*Provided entries:*
########

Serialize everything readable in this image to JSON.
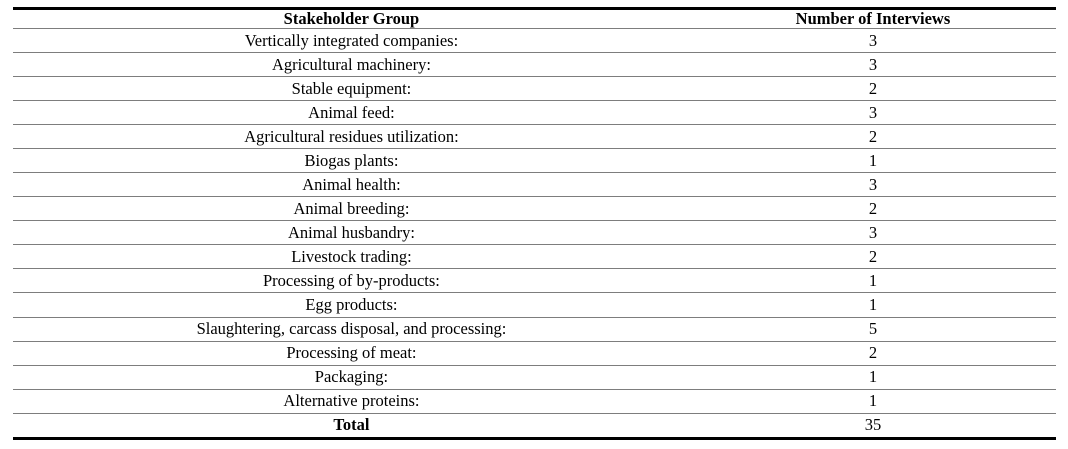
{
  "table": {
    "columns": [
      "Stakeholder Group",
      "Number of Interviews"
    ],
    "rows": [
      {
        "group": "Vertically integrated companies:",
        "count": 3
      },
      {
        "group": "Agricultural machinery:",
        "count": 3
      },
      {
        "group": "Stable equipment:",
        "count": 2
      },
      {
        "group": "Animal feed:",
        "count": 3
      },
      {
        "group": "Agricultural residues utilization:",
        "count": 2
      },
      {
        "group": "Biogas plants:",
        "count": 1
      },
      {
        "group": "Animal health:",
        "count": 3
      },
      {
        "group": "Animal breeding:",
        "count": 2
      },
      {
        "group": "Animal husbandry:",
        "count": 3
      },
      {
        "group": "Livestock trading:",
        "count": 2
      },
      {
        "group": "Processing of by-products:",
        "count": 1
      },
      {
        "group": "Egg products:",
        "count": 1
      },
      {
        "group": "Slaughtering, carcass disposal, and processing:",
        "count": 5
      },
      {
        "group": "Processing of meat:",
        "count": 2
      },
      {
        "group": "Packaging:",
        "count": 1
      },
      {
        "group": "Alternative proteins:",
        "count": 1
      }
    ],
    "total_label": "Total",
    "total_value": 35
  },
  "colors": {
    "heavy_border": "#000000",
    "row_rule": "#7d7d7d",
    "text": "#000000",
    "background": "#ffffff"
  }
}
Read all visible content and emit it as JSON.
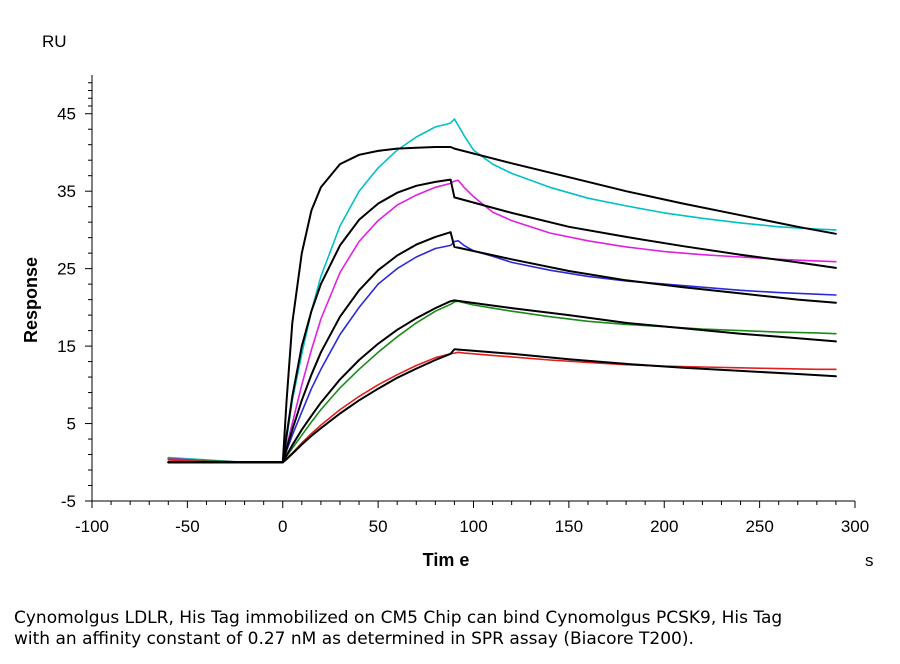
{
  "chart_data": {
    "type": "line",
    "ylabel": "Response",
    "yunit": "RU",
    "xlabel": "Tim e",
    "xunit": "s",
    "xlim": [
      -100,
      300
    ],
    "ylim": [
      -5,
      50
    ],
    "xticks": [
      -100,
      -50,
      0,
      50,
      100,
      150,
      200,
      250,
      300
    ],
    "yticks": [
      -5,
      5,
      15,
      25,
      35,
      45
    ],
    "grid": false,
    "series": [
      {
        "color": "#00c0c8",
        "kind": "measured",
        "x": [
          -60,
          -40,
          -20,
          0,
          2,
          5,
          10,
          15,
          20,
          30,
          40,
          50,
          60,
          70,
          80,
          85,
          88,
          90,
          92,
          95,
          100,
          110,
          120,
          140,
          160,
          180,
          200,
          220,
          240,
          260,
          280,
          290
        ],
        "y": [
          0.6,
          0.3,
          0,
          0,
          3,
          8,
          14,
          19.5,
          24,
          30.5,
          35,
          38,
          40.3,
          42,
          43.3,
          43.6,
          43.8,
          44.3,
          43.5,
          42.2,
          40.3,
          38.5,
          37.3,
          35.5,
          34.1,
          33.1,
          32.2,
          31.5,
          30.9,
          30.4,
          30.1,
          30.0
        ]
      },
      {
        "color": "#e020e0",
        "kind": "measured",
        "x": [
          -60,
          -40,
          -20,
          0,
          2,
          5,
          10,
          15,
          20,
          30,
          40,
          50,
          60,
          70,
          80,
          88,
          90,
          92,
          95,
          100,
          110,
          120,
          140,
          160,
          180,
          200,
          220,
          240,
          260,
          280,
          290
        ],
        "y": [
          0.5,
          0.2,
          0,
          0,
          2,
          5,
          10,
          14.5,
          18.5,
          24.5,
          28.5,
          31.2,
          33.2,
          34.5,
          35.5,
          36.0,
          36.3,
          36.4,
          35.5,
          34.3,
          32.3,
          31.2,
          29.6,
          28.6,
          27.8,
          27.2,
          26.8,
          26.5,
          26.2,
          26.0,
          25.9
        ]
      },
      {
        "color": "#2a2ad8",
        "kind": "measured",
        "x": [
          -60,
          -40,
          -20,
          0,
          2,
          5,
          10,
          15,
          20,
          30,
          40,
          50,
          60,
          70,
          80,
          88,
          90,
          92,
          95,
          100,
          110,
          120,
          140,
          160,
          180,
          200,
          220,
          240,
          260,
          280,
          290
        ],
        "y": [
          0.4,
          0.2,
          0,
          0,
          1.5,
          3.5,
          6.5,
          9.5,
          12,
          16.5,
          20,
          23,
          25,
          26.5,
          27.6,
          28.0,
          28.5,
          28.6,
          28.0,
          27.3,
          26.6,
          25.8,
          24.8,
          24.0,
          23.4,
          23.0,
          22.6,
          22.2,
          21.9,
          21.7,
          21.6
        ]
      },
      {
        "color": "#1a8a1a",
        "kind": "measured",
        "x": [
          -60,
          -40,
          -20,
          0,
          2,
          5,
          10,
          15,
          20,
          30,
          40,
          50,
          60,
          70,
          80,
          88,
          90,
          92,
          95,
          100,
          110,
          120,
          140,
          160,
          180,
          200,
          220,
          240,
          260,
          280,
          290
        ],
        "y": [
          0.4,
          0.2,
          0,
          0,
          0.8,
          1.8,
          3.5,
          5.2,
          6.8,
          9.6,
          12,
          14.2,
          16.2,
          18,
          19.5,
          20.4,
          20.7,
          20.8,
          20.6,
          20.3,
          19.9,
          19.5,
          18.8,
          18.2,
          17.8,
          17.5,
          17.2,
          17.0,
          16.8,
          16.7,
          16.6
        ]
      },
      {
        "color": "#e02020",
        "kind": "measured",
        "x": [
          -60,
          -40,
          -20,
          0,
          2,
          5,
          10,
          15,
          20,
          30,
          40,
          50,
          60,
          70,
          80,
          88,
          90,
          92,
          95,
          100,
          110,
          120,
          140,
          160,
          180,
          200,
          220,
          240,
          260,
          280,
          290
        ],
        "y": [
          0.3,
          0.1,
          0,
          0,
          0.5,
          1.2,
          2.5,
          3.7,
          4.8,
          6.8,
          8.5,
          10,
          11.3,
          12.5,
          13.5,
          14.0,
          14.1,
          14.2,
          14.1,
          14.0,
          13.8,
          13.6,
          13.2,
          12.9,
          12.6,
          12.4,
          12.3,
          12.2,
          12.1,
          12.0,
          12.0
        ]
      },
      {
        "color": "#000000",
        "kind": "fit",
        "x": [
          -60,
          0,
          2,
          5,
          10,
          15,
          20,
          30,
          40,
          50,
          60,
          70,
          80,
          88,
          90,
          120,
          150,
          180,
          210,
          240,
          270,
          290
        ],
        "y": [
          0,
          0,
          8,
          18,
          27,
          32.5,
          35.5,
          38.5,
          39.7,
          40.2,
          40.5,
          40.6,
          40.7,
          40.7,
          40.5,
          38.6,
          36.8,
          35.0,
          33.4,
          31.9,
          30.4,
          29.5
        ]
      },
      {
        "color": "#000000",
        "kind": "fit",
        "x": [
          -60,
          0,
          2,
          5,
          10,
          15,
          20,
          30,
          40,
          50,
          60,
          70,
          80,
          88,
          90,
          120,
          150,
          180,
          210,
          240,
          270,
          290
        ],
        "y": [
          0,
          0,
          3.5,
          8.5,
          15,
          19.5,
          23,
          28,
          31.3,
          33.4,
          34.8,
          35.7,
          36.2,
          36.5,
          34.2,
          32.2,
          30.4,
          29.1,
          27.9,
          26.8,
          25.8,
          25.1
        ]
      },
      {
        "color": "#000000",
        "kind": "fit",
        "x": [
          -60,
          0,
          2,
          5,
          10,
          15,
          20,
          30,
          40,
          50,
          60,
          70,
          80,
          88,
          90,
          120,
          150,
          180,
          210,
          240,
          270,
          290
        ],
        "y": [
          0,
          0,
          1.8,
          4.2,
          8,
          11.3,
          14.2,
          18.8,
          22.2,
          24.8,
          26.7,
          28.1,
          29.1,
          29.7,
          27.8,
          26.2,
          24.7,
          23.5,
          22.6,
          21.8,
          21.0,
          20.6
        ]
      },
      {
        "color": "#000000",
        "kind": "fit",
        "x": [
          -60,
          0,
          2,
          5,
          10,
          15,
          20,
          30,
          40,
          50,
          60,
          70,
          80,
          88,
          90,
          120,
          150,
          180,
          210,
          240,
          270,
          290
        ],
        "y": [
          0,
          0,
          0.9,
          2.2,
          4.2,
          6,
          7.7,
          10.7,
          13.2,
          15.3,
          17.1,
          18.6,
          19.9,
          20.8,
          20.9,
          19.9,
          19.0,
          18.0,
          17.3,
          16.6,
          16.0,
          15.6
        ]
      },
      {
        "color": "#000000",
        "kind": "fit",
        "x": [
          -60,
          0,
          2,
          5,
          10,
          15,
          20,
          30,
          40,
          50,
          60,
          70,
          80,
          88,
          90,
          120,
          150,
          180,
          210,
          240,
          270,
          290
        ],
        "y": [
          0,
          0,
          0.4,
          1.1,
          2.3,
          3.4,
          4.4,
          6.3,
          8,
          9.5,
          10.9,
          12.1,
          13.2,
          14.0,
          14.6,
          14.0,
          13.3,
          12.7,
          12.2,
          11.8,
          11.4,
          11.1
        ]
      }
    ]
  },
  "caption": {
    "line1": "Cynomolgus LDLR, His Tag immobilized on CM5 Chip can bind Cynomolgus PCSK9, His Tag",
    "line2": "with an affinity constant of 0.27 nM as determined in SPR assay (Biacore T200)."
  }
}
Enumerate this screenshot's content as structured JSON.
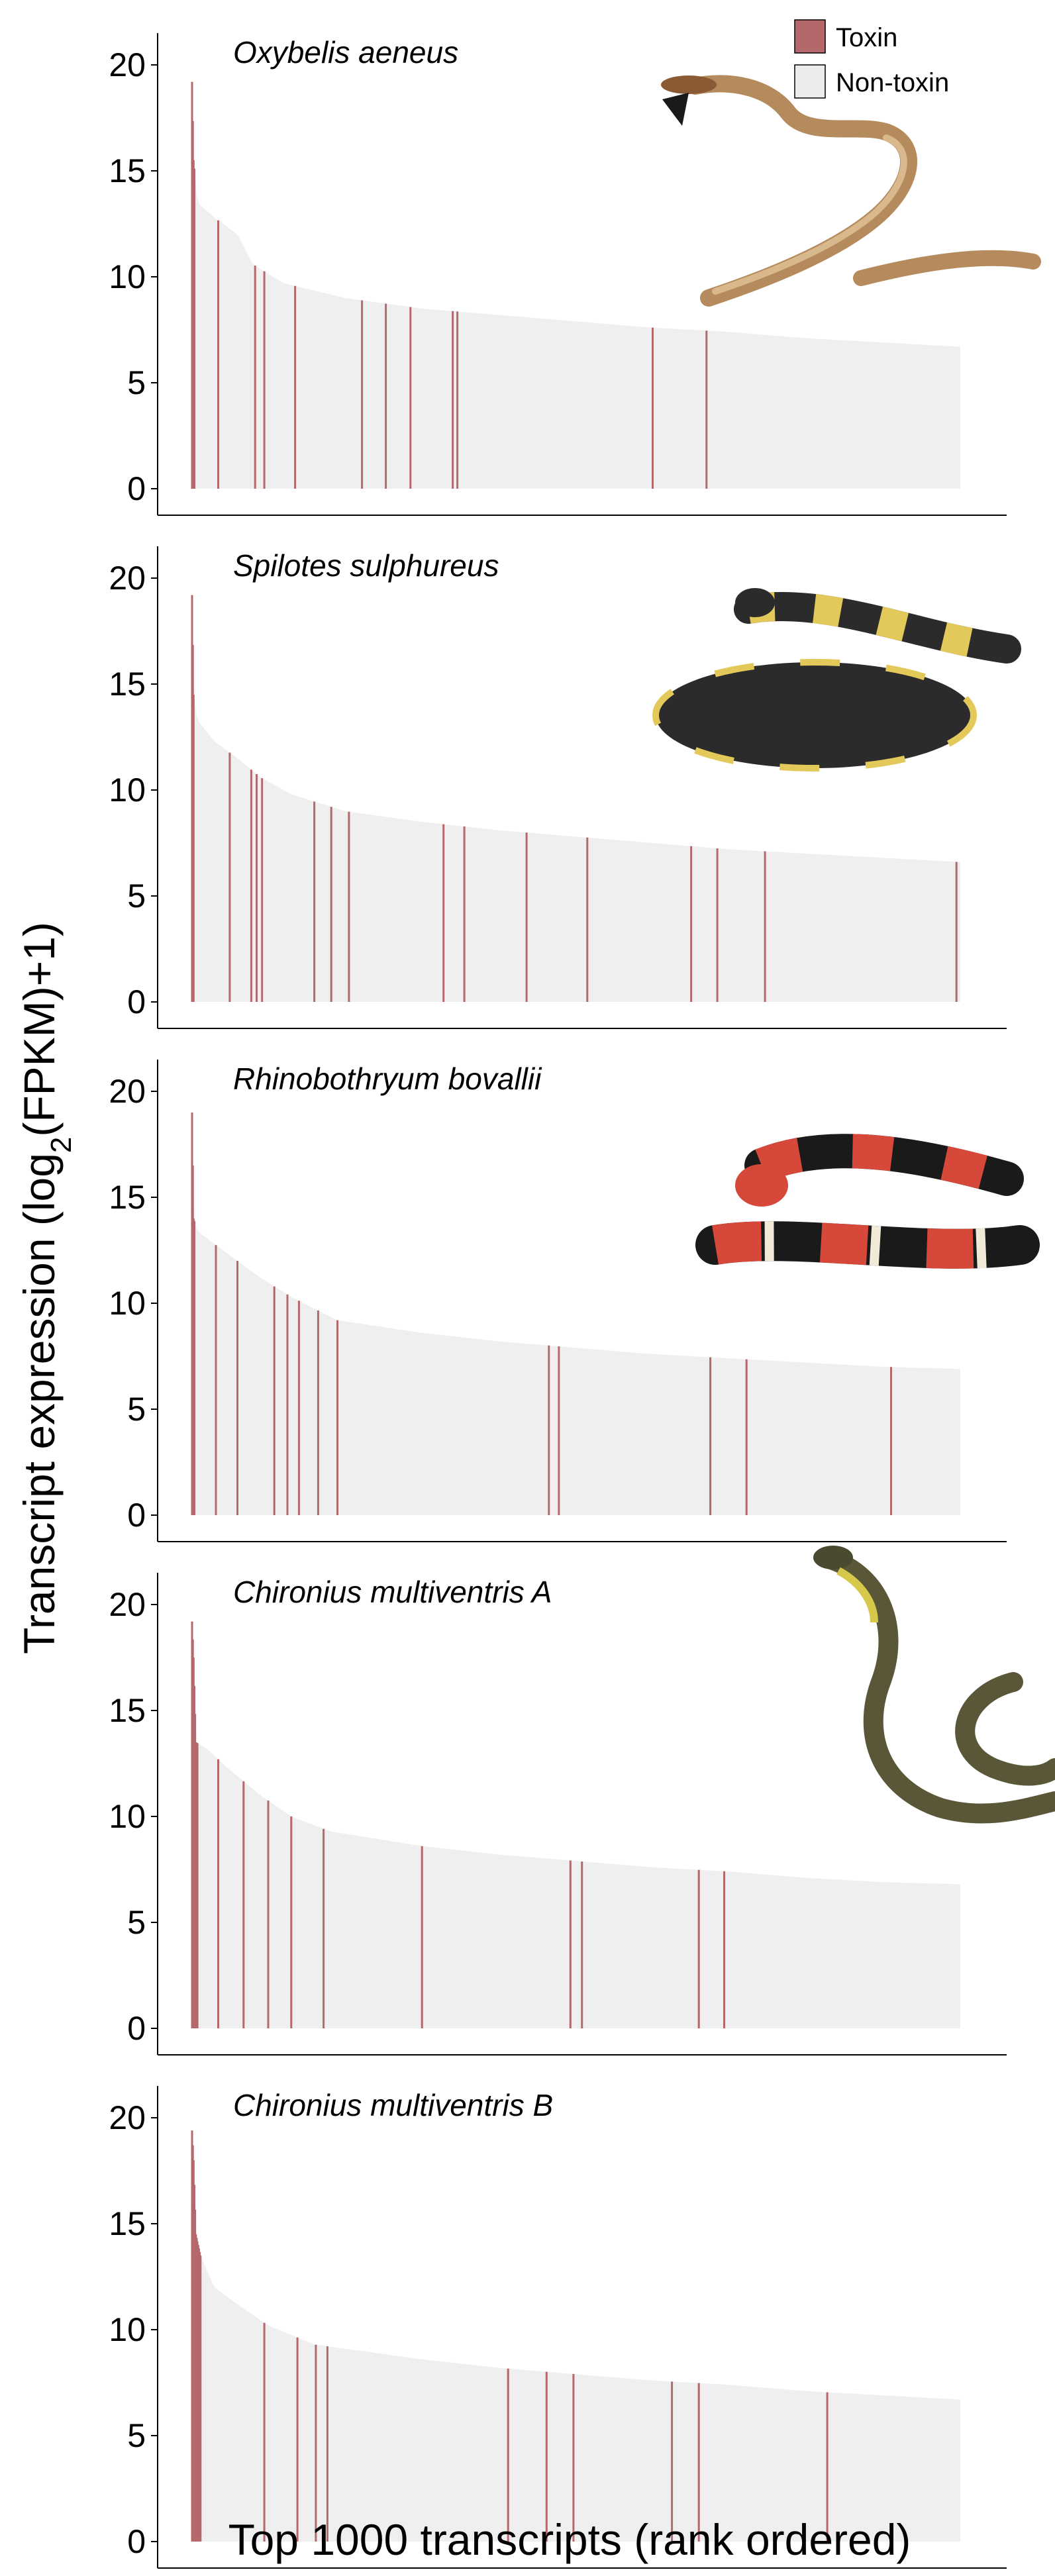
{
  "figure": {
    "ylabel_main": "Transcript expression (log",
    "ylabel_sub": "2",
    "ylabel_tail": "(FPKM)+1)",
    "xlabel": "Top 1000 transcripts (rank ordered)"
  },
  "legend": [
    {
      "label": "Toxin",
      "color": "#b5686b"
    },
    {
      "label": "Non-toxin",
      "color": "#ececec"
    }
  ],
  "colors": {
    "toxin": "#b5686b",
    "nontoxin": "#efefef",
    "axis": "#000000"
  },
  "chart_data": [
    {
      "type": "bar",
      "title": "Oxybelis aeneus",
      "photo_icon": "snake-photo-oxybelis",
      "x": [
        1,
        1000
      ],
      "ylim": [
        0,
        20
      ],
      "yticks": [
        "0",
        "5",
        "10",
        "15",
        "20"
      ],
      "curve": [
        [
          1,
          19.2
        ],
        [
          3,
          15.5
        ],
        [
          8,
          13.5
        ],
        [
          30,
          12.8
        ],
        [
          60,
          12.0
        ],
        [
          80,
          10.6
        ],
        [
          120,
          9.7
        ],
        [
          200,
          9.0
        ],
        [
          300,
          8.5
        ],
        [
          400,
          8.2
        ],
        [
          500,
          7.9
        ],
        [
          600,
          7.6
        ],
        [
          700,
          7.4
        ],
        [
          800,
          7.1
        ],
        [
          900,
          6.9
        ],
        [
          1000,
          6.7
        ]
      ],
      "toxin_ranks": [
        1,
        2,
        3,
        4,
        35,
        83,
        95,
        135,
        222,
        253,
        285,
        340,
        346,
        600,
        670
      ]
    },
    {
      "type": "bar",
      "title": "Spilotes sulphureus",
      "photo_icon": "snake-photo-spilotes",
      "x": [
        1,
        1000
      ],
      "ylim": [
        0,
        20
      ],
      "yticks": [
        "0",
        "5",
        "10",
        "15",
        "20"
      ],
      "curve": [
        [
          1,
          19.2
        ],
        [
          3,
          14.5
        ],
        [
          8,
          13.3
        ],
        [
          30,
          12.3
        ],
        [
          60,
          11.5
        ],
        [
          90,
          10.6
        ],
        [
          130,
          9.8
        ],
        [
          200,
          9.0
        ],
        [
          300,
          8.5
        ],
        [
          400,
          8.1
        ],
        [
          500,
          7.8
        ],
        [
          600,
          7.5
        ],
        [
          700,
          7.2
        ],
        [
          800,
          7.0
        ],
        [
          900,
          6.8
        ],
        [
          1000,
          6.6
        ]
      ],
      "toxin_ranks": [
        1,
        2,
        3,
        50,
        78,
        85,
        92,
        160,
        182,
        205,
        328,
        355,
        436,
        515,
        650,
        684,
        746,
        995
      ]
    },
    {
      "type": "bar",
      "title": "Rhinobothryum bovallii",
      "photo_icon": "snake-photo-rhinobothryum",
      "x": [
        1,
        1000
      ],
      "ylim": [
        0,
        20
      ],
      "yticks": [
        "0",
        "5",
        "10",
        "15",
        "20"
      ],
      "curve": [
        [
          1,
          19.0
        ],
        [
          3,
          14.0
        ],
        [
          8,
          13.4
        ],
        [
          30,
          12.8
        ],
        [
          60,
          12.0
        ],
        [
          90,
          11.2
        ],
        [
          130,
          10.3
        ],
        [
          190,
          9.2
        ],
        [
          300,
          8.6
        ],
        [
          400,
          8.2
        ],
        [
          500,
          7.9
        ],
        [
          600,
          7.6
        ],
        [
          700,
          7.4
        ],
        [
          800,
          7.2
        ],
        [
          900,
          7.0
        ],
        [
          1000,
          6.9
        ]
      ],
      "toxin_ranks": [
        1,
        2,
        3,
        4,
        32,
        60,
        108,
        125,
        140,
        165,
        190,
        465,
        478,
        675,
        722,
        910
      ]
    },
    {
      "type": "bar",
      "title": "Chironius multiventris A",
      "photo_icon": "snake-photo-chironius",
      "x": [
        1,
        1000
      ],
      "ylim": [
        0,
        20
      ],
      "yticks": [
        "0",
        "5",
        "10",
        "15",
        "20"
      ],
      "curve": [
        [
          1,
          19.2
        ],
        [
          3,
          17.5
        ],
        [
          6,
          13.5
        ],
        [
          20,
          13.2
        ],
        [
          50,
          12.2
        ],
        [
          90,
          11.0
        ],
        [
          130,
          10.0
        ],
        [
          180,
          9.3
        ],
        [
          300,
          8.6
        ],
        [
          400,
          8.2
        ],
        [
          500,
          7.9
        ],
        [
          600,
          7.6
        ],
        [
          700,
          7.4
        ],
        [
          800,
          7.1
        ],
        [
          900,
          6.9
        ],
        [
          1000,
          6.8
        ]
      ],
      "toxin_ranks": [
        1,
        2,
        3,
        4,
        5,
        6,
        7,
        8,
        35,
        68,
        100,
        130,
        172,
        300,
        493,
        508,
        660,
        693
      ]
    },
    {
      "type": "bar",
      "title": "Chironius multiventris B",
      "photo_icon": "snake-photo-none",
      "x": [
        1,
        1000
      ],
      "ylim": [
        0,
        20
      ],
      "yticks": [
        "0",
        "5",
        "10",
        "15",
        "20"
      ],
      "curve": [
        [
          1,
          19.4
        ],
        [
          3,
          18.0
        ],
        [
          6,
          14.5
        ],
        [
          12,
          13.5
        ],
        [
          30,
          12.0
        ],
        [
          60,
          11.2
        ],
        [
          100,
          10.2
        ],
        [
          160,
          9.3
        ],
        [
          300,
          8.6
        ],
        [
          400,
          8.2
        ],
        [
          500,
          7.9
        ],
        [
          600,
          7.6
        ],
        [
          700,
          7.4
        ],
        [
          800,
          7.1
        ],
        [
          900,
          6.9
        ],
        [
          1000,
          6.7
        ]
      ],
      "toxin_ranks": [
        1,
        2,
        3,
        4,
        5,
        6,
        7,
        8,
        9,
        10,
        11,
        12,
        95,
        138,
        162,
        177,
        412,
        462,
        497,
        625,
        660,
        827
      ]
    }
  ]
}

########

*Description of the task:* Look through the entries and copy every line in which the string "JSON" appears.

*Response for this exercise:*
Serialize everything readable in this image to JSON.
Read all visible content and emit it as JSON.
Enumerate this screenshot's content as structured JSON.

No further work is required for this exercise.